◆ **EXERCISE REQUIREMENTS**: Gather up every line that includes the string "meta".

Stored data entries:
## begin
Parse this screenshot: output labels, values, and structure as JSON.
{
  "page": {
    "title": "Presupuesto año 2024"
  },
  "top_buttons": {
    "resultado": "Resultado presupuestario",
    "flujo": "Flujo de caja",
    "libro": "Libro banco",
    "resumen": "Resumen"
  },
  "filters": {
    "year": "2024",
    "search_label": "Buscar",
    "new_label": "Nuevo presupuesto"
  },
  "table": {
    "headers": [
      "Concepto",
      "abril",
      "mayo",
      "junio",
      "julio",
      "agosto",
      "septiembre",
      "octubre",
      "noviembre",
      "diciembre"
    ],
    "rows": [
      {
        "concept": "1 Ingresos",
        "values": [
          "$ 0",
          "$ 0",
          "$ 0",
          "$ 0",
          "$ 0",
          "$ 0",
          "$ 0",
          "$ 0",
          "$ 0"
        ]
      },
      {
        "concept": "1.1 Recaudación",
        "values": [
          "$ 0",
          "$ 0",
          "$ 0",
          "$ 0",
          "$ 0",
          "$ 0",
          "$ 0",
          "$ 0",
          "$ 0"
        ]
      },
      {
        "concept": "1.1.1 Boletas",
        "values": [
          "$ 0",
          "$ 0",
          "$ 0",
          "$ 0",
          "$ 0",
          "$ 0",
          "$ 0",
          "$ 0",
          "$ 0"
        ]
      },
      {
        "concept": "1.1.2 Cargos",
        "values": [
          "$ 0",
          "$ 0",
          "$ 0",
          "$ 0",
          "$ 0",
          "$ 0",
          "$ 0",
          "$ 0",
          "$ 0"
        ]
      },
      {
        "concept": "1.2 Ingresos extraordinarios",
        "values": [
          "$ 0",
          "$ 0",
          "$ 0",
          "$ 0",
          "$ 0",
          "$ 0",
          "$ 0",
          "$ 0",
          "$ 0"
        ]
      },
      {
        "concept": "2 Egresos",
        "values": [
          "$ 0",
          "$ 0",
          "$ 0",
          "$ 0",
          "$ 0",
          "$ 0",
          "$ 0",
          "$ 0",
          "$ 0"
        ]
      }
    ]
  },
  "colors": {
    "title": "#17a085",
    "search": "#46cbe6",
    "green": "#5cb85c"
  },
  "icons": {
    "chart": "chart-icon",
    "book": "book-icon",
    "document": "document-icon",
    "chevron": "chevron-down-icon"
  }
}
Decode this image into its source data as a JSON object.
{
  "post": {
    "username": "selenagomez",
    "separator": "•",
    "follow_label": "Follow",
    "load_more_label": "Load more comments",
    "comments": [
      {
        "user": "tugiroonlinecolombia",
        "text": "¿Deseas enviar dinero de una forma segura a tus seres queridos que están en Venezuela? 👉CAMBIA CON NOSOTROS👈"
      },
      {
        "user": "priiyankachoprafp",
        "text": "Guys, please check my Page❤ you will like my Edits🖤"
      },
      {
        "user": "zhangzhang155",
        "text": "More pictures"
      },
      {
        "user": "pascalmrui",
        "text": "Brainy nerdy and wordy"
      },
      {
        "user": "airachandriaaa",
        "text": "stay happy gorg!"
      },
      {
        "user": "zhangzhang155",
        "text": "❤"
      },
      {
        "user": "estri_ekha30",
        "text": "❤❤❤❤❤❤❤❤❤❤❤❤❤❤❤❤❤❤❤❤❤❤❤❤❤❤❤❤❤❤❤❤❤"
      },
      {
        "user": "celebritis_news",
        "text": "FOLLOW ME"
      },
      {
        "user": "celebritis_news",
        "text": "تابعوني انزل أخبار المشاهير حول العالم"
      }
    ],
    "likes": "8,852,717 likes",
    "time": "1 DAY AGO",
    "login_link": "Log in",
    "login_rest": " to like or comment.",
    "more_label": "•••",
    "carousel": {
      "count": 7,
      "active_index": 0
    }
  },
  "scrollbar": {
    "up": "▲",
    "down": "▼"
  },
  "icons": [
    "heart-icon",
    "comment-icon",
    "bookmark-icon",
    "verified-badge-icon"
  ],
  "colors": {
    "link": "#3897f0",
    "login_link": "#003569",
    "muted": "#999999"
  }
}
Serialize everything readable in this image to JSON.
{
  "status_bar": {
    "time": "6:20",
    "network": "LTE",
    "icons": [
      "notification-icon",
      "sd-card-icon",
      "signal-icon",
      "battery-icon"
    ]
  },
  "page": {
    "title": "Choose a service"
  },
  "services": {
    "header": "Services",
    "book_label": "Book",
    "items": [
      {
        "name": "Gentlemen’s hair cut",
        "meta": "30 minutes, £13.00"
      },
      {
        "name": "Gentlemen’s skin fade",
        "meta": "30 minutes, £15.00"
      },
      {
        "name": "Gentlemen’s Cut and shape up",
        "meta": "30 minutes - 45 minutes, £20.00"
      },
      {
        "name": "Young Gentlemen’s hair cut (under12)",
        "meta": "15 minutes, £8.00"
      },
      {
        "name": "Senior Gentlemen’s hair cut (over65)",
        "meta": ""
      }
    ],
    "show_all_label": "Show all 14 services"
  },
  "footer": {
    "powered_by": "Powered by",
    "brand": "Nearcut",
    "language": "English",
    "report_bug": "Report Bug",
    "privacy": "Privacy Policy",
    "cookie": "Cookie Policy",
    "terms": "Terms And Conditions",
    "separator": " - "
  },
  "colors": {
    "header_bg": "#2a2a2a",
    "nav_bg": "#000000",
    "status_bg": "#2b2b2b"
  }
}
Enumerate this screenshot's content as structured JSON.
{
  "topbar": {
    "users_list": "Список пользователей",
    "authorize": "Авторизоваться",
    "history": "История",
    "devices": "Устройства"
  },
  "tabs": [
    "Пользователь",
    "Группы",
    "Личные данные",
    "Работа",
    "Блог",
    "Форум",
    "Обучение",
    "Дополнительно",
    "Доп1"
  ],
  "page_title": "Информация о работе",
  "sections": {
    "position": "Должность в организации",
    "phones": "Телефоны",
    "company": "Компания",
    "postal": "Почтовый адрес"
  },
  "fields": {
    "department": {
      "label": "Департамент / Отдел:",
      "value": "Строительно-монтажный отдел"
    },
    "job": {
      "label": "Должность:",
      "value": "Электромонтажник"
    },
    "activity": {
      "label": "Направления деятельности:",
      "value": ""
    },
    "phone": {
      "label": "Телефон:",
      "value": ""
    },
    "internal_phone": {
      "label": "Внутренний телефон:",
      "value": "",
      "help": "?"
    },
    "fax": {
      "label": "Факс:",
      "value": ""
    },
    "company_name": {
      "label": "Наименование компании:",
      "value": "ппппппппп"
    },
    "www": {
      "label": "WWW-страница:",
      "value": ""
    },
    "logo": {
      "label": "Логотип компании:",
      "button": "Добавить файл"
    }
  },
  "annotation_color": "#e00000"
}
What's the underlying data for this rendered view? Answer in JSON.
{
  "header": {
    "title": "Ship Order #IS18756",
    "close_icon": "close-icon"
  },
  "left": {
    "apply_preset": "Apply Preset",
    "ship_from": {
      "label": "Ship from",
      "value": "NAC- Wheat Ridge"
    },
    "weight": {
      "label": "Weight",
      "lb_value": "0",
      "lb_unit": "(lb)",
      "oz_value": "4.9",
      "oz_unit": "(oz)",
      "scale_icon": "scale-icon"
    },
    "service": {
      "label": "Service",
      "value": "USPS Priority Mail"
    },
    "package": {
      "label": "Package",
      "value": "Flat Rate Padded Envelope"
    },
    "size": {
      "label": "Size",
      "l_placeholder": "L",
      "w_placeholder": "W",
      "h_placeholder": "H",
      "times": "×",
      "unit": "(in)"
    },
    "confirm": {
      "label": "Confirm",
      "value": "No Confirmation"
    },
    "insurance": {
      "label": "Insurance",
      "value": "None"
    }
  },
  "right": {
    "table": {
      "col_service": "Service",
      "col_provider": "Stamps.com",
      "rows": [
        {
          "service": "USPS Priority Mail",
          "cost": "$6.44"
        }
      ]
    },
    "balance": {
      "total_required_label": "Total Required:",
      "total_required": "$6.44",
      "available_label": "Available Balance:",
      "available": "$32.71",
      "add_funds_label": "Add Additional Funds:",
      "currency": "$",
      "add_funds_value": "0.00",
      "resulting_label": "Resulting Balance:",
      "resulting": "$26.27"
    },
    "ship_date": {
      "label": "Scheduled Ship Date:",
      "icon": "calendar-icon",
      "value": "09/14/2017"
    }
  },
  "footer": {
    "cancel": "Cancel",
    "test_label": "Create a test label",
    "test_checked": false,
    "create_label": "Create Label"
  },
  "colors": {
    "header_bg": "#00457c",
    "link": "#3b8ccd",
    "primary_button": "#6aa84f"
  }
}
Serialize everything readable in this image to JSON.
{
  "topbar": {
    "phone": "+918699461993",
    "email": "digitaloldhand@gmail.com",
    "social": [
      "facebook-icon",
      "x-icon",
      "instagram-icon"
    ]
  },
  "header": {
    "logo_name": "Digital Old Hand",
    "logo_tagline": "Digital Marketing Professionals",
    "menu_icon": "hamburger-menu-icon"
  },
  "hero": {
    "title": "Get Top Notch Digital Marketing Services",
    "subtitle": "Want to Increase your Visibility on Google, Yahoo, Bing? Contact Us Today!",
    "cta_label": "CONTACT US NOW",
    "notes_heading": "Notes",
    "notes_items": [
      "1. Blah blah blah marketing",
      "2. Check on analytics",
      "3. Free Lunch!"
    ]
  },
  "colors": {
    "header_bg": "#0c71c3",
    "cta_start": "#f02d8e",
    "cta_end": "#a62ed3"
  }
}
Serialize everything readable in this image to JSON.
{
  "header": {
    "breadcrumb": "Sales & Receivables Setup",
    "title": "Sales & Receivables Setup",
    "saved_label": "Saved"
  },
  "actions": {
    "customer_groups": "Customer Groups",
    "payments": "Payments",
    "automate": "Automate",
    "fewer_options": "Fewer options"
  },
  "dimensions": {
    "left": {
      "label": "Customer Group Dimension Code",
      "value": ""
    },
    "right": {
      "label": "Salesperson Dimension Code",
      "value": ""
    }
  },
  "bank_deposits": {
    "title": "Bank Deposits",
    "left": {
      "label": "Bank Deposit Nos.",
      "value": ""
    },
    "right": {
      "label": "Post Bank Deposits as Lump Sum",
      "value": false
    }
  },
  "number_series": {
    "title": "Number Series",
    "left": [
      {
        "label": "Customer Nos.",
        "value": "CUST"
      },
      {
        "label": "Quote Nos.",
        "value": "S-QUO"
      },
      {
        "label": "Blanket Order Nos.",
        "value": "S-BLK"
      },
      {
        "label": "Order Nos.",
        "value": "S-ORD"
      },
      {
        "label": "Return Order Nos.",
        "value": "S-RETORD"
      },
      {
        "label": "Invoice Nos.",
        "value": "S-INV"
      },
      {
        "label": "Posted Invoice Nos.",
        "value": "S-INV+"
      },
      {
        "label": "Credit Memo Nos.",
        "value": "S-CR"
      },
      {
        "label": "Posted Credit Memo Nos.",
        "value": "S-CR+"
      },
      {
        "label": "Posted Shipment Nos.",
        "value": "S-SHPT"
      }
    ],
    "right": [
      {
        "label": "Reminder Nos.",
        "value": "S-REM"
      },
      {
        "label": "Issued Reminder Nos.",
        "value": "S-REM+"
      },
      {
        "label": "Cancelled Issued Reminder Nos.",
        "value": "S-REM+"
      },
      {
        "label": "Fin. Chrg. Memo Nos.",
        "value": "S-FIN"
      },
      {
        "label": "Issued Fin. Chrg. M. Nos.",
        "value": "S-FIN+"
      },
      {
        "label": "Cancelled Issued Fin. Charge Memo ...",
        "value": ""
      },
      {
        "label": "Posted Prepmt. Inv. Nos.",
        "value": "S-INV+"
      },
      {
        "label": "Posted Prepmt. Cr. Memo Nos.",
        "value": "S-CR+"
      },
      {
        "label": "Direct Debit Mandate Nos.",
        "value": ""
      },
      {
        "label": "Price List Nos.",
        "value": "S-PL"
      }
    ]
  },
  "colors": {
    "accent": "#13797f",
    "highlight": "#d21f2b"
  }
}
## end
◆ **WRITTEN RESPONSE**:
        "meta": "30 minutes, £13.00"
        "meta": "30 minutes, £15.00"
        "meta": "30 minutes - 45 minutes, £20.00"
        "meta": "15 minutes, £8.00"
        "meta": ""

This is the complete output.